## begin Information given

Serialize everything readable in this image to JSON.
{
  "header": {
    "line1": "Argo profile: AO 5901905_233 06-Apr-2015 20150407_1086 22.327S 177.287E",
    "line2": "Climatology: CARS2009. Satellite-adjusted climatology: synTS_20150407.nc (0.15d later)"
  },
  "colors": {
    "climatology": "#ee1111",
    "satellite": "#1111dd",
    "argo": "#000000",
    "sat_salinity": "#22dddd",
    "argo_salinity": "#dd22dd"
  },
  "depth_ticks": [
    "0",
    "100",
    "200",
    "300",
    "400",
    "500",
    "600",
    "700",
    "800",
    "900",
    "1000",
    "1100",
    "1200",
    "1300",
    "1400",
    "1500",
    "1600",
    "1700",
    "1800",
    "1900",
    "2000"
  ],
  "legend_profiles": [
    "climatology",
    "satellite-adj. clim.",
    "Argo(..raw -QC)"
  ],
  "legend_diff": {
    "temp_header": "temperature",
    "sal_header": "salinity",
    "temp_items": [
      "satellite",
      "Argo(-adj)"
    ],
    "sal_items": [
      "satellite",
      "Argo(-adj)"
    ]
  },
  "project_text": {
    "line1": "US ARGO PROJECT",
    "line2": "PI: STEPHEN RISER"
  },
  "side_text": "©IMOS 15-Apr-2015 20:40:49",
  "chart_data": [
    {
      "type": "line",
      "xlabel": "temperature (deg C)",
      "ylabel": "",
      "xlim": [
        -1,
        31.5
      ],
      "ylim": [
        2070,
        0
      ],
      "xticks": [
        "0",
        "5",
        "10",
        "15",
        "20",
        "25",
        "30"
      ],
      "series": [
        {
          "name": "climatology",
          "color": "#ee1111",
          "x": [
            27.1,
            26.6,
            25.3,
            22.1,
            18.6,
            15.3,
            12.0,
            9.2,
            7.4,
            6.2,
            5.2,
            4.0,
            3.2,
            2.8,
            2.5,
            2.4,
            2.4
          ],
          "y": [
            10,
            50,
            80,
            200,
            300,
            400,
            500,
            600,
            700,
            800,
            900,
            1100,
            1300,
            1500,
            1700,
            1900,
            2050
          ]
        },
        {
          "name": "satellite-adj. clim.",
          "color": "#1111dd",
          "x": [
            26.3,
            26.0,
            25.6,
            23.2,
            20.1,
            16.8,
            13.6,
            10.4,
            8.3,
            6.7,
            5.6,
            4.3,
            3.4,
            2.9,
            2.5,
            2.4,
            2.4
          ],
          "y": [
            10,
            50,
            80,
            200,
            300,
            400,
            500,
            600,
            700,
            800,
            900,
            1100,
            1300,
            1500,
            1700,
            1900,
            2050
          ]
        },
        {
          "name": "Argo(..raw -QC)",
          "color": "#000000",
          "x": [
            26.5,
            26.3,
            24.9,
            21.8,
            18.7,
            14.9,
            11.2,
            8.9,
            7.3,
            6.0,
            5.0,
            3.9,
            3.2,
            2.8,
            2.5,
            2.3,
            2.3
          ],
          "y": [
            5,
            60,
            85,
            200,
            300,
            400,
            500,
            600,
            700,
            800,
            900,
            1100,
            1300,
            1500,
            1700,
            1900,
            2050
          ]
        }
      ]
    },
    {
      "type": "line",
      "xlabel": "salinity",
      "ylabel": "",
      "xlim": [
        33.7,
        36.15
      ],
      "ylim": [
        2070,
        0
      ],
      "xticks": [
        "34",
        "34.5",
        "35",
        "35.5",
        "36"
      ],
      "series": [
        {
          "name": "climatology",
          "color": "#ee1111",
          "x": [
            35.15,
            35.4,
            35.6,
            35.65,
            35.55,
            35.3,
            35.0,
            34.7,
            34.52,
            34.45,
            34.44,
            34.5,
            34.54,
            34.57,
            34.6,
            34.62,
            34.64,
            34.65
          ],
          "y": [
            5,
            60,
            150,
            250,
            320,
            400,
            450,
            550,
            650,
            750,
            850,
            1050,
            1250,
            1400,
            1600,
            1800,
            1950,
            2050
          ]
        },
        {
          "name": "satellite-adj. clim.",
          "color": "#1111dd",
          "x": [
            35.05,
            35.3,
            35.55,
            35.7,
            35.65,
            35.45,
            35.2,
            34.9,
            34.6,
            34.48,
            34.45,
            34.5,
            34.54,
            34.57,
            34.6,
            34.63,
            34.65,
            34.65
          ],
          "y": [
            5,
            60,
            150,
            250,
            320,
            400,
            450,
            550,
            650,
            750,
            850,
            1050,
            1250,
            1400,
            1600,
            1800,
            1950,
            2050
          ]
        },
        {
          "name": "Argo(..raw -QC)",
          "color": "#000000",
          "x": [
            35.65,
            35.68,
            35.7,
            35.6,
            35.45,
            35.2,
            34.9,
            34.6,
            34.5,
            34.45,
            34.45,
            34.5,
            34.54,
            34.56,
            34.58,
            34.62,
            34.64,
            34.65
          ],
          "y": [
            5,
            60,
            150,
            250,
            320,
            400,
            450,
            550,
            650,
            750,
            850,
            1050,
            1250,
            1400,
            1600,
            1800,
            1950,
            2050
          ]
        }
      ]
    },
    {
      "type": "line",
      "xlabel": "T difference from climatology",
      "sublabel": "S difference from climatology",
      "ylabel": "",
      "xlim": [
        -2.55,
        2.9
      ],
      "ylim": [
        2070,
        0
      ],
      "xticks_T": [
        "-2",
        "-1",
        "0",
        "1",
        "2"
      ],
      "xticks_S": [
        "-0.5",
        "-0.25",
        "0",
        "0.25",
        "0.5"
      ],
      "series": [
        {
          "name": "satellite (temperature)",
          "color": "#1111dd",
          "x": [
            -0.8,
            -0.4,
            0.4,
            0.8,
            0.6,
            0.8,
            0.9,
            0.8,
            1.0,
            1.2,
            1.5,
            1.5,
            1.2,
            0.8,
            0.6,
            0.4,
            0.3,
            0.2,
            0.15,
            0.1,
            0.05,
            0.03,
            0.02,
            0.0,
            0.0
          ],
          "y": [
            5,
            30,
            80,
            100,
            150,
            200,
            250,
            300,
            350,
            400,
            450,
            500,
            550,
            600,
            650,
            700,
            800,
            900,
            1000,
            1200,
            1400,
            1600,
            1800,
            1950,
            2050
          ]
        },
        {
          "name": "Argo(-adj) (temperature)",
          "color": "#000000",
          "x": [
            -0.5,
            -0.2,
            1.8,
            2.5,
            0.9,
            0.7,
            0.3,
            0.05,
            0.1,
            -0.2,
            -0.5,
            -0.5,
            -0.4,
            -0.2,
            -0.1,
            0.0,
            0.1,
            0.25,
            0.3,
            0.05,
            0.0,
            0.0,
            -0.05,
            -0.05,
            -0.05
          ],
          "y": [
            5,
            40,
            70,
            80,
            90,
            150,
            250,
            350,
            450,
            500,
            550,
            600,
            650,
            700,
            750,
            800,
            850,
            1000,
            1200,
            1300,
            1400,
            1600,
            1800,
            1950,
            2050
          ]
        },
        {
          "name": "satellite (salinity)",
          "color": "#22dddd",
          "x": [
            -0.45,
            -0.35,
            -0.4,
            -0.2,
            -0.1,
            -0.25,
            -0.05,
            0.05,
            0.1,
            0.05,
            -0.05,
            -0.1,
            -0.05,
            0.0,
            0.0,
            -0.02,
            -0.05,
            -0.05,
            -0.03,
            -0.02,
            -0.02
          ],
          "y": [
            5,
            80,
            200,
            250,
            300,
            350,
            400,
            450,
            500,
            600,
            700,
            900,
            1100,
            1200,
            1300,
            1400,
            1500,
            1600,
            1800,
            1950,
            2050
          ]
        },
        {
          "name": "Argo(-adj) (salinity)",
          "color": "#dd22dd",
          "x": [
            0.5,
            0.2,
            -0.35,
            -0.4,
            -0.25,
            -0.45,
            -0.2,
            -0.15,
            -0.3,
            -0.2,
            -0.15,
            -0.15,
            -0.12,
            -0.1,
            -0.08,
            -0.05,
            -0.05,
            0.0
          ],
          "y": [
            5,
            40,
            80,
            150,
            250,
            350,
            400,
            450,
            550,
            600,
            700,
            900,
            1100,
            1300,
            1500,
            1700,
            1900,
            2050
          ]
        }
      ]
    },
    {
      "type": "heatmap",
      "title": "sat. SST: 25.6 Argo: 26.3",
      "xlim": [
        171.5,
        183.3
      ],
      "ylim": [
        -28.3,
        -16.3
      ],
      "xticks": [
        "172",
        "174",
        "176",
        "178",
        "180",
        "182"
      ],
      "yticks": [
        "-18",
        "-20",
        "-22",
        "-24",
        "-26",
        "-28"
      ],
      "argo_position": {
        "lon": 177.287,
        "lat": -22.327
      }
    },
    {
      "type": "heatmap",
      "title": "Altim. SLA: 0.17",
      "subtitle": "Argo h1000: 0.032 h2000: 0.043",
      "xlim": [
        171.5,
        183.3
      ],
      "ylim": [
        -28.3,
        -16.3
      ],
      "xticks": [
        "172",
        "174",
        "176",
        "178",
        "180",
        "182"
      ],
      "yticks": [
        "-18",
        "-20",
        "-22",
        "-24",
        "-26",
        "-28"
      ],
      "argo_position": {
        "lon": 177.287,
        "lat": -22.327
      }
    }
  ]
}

## end Information given

Exercise objective - Which lines contain the word "climatology"? Copy each one.

The result -
    "line2": "Climatology: CARS2009. Satellite-adjusted climatology: synTS_20150407.nc (0.15d later)"
    "climatology": "#ee1111",
    "climatology",
          "name": "climatology",
          "name": "climatology",
      "xlabel": "T difference from climatology",
      "sublabel": "S difference from climatology",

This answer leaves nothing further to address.